#### [Exercise input]

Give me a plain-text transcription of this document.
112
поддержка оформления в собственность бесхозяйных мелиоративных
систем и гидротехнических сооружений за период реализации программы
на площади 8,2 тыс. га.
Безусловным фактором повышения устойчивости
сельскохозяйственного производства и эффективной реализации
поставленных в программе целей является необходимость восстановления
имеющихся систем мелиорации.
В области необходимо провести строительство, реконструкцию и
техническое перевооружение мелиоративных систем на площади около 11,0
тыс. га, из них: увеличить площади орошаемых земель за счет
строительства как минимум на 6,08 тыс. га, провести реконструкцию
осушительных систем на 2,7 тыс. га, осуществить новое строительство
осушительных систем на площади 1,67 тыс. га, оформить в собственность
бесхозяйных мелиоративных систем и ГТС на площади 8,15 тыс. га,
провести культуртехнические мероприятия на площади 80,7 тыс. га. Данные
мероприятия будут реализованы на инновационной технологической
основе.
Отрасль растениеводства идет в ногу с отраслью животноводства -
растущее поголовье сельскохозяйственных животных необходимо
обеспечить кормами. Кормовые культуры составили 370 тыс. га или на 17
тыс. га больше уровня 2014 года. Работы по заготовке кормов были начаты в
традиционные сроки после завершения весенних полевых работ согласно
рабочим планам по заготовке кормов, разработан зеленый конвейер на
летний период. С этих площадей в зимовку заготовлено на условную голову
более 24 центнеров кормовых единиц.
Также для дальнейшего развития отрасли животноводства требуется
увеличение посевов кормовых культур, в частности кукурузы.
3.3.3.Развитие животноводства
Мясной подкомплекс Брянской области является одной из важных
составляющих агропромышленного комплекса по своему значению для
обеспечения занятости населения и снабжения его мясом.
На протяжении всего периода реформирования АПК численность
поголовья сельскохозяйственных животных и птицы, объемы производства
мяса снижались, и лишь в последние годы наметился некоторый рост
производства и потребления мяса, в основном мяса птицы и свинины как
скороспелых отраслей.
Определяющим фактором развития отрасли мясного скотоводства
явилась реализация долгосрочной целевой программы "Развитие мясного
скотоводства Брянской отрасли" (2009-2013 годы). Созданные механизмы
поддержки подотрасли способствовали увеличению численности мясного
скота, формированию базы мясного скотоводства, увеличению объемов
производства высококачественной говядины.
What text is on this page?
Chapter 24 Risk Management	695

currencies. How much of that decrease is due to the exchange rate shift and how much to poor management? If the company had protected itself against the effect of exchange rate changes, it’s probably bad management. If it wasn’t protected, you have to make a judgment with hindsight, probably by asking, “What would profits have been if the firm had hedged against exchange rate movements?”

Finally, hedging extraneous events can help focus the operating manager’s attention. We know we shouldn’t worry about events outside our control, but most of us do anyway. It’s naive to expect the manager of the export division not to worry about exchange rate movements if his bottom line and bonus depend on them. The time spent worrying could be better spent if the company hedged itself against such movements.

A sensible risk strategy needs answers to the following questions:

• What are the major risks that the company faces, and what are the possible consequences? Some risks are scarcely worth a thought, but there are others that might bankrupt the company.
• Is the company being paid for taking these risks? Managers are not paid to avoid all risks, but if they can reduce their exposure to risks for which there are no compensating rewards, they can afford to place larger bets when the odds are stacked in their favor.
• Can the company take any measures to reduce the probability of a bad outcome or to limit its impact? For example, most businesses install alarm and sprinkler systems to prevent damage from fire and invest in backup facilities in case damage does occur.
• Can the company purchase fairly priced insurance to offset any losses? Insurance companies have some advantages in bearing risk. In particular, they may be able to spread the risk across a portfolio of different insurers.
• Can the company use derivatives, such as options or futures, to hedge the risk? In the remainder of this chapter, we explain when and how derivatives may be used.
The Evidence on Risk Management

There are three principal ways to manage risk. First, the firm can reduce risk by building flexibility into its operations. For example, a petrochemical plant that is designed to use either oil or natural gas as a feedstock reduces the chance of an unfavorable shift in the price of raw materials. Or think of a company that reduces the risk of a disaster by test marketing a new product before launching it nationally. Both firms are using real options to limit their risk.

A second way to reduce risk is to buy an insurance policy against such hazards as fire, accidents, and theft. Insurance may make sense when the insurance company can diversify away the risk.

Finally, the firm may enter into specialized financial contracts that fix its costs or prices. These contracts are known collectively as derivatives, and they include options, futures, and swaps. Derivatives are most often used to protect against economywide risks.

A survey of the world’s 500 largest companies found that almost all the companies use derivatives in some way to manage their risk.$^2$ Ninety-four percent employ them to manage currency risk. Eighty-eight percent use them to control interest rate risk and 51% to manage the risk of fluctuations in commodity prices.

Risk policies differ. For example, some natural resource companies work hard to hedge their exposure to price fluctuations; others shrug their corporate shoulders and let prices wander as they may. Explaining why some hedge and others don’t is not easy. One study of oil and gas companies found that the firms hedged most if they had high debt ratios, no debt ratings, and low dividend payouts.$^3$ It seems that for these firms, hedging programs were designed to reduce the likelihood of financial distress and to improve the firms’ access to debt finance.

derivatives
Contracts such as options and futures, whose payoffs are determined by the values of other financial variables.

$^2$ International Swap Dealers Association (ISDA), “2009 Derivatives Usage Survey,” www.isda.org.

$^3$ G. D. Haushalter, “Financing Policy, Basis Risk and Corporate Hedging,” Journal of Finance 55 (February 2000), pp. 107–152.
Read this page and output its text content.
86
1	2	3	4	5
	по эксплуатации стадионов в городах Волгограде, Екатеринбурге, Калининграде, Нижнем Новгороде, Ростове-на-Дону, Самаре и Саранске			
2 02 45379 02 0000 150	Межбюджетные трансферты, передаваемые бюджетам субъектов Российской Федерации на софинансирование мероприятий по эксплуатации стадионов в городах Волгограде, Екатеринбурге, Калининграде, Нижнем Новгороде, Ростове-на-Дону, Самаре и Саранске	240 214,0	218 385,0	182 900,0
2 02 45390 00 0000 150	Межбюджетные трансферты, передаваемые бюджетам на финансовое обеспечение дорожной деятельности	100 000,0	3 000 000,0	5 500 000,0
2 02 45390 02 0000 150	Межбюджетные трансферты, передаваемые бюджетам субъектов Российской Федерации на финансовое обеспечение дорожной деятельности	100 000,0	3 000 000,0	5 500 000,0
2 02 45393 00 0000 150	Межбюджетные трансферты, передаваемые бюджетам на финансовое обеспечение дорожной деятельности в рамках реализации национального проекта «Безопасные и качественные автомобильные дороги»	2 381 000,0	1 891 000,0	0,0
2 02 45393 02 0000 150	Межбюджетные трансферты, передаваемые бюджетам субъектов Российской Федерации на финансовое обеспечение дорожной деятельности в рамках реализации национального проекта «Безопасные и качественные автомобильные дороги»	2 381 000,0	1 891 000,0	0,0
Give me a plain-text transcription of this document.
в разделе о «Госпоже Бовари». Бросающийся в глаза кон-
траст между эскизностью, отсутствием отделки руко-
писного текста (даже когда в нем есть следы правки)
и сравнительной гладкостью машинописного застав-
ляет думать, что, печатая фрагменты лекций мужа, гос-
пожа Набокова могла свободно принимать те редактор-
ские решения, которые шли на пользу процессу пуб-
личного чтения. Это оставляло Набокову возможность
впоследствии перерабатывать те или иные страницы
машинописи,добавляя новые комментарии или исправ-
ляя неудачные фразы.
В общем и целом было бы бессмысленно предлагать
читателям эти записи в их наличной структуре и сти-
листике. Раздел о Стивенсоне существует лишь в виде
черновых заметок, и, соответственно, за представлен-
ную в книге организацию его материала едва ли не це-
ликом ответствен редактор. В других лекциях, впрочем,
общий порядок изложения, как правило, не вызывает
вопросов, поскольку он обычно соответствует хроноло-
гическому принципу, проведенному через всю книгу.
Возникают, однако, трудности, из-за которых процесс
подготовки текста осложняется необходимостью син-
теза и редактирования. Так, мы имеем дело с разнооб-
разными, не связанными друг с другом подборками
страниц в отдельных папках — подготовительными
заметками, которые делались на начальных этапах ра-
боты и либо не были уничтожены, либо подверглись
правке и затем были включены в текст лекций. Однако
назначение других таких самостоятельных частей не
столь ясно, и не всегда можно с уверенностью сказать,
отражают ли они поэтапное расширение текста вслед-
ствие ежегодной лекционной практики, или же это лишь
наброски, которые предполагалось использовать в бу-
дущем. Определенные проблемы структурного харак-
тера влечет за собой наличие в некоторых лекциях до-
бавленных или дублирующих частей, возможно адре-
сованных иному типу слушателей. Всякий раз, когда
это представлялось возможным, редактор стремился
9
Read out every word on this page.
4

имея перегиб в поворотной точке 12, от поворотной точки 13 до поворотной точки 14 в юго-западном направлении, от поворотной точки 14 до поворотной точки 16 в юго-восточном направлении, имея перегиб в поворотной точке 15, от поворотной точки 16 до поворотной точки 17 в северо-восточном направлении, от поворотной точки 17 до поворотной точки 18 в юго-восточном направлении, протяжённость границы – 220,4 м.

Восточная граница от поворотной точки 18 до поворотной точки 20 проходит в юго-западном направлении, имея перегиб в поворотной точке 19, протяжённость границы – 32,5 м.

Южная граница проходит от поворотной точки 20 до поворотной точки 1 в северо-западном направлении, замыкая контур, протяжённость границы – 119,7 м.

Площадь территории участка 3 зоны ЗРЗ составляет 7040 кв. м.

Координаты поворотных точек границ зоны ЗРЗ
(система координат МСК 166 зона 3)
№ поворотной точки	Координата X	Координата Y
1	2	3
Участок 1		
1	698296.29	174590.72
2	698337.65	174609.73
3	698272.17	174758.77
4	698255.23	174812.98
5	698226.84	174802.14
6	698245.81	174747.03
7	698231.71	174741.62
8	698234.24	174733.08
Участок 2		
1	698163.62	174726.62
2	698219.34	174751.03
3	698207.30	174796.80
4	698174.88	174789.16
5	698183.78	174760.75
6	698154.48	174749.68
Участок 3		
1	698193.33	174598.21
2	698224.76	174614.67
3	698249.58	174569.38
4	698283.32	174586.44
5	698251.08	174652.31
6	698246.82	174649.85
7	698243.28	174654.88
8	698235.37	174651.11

#### [Job]
Copy each line that holds the word "животноводства".

#### [Final result]
Отрасль растениеводства идет в ногу с отраслью животноводства -
Также для дальнейшего развития отрасли животноводства требуется
3.3.3.Развитие животноводства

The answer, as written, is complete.